Directive – Sift the material for lines containing "характеризующие", and return them.

= = = = = = =

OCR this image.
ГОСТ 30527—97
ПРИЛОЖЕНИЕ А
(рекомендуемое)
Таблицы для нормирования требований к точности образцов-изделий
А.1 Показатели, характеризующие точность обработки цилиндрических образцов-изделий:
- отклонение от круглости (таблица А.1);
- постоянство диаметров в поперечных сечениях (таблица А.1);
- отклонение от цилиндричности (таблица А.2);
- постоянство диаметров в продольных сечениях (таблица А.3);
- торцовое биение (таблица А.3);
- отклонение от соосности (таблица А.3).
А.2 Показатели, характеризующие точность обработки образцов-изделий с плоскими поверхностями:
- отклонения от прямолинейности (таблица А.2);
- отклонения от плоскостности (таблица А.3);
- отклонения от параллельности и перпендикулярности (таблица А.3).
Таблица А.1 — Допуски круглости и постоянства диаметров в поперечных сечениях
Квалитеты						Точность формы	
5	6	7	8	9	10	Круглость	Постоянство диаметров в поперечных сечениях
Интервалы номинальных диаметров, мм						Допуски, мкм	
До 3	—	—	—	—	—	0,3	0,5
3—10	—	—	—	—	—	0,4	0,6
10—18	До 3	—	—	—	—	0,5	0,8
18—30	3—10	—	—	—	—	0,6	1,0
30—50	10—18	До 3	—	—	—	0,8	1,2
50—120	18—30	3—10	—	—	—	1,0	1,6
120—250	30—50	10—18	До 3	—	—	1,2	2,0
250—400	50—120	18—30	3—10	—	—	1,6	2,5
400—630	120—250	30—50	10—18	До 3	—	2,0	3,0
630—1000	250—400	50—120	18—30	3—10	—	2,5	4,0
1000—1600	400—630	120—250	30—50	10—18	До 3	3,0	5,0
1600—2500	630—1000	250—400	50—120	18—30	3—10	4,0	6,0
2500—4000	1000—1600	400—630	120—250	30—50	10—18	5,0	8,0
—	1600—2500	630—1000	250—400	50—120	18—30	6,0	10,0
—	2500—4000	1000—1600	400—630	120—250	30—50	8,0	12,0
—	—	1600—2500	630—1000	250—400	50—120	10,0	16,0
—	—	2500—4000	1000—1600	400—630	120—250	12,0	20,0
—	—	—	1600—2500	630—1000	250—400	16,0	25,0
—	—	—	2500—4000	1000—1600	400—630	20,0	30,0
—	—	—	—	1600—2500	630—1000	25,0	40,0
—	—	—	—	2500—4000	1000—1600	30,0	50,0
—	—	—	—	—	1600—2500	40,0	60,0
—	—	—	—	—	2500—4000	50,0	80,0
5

= = = = = = =

Complete answer –
А.1 Показатели, характеризующие точность обработки цилиндрических образцов-изделий:
А.2 Показатели, характеризующие точность обработки образцов-изделий с плоскими поверхностями:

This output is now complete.